Créer plus de justice fiscale

Publié le 07/01/2019

Mobilité croissante de l’économie, essor des échanges numériques, concurrence croissante : les règles fiscales doivent être réadaptées afin de mettre en échec les stratégies d’optimisation fiscale.

La dernière mission d’information de la commission des finances de l’Assemblée nationale consacrée à l’évasion fiscale internationale, conduite par Éric Woerth avec Pierre-Alain Muet comme rapporteur, remonte à 2013. Cette mission s’était attachée à présenter les types de montages ainsi que les pratiques dommageables et avait formulé plusieurs propositions, certaines traduites ultérieurement dans la loi. À l’heure où la concurrence fiscale et économique fait rage entre les États, le combat contre l’évasion fiscale est plus que jamais d’actualité. Une nouvelle mission d’information, présidée par Jean-François Parigi avec Bénédicte Peyrol, comme rapporteure vient de se consacrer à l’évasion fiscale internationale des entreprises et formule plus de quarante recommandations destinée à créer plus de justice fiscale (AN Mission d’information relative à l’évasion fiscale internationale des entreprises, rapport n° 1236).

Une mission centrée sur les comportements fiscaux des entreprises

Pour la mission d’information, loin de représenter un concept flou, la notion de justice fiscale doit être comprise comme la nécessité pour chacun de payer un impôt qui corresponde à ses capacités contributives et aux activités économiques menées sur un territoire donné pour permettre à l’État de remplir son rôle et protéger les citoyens. Or « depuis de nombreuses années, cet idéal s’éloigne. Se cachant derrière la loi, s’immisçant dans ses interstices, certains prétendent respecter les règles imposées par le législateur en oubliant la base même de l’existence de cette loi : un contrat social », souligne le rapport. Le rapport se concentre sur les pratiques fiscales des entreprises. Le choix de retenir les multinationales et l’impôt sur les sociétés, plutôt que les particuliers et d’autres prélèvements, a été motivé par l’ampleur du phénomène d’évasion fiscale des entreprises à l’échelle planétaire et par les nombreuses évolutions nationales, européennes et internationales intervenues depuis plusieurs années, singulièrement depuis 2013 et la mission d’information sur l’optimisation fiscale des entreprises dans un contexte international conduite par la commission des finances de l’Assemblée nationale. S’inscrire dans la continuité de ses travaux permet de voir le chemin parcouru, de prendre conscience de la route restant à faire et d’identifier les pistes d’évolution possibles et opportunes. En outre, l’impôt sur les sociétés revêt une dimension éminemment stratégique, non seulement au regard de sa contribution aux recettes fiscales, même si de nombreuses impositions ont un rendement supérieur, mais aussi en raison du symbole qu’il représente, reflétant la capacité contributive des entreprises. Si la plupart des entreprises acquittent normalement leur juste part aux contributions publiques, « un nombre limité d’entre elles, mais déjà beaucoup trop élevé, cherchent par tous les moyens à échapper à leurs obligations. Cette réduction du montant d’impôt dû par des pratiques contestables grève les finances publiques, limite la capacité des autorités à financer les politiques publiques ambitieuses qu’elles souhaitent mettre en œuvre et porte atteinte au consentement à l’impôt », souligne le rapport.

######

## TRAVAIL DEMANDÉ
1/ D'après le texte source, pourquoi la mission a-t-elle retenu les multinationales et l'impôt sur les sociétés plutôt que les particuliers et d'autres prélèvements ? Répondez en une à trois phrases.
2/ Selon le texte source, combien de recommandations la nouvelle mission d'information formule-t-elle ?
Les entrées forment un matériau à part, indépendant du texte source.

######

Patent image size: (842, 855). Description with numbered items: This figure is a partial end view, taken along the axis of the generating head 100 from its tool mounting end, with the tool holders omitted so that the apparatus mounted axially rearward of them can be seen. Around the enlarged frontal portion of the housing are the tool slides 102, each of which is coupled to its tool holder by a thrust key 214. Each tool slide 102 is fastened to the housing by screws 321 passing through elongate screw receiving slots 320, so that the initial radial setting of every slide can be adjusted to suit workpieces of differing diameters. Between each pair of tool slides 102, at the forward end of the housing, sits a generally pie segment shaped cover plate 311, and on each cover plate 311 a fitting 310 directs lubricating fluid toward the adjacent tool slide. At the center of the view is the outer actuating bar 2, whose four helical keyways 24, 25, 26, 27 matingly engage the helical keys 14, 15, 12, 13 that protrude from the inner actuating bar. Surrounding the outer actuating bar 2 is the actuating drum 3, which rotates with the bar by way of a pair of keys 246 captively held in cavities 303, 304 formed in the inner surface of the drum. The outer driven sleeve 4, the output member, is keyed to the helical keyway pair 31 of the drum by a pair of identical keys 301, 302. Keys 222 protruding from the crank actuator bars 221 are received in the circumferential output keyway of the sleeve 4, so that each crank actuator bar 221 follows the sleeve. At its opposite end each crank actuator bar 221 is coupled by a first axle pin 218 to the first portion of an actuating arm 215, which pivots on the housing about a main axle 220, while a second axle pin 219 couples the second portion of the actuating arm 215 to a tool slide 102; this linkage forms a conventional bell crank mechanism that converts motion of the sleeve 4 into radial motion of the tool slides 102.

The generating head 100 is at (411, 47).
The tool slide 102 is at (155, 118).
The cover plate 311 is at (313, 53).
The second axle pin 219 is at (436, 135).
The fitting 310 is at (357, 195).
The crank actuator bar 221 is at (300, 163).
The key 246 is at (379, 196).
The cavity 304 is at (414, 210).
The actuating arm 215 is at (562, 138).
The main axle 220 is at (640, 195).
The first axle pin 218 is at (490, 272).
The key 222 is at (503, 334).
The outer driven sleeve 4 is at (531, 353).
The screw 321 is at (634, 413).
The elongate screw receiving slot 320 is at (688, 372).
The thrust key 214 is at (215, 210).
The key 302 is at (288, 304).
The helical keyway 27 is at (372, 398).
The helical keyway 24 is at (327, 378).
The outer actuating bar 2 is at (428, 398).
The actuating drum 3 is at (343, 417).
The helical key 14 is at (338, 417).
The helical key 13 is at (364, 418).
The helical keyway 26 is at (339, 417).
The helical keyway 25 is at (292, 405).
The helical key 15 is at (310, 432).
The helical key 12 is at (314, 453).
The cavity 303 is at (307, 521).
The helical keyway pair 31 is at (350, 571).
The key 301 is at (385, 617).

######

## RÉPONSES ATTENDUES
1/ Ce choix s'explique par l'ampleur de l'évasion fiscale des entreprises à l'échelle planétaire. Il tient aussi aux nombreuses évolutions nationales, européennes et internationales survenues depuis plusieurs années, en particulier depuis la mission d'information de 2013 sur l'optimisation fiscale des entreprises.

2/ Plus de quarante recommandations.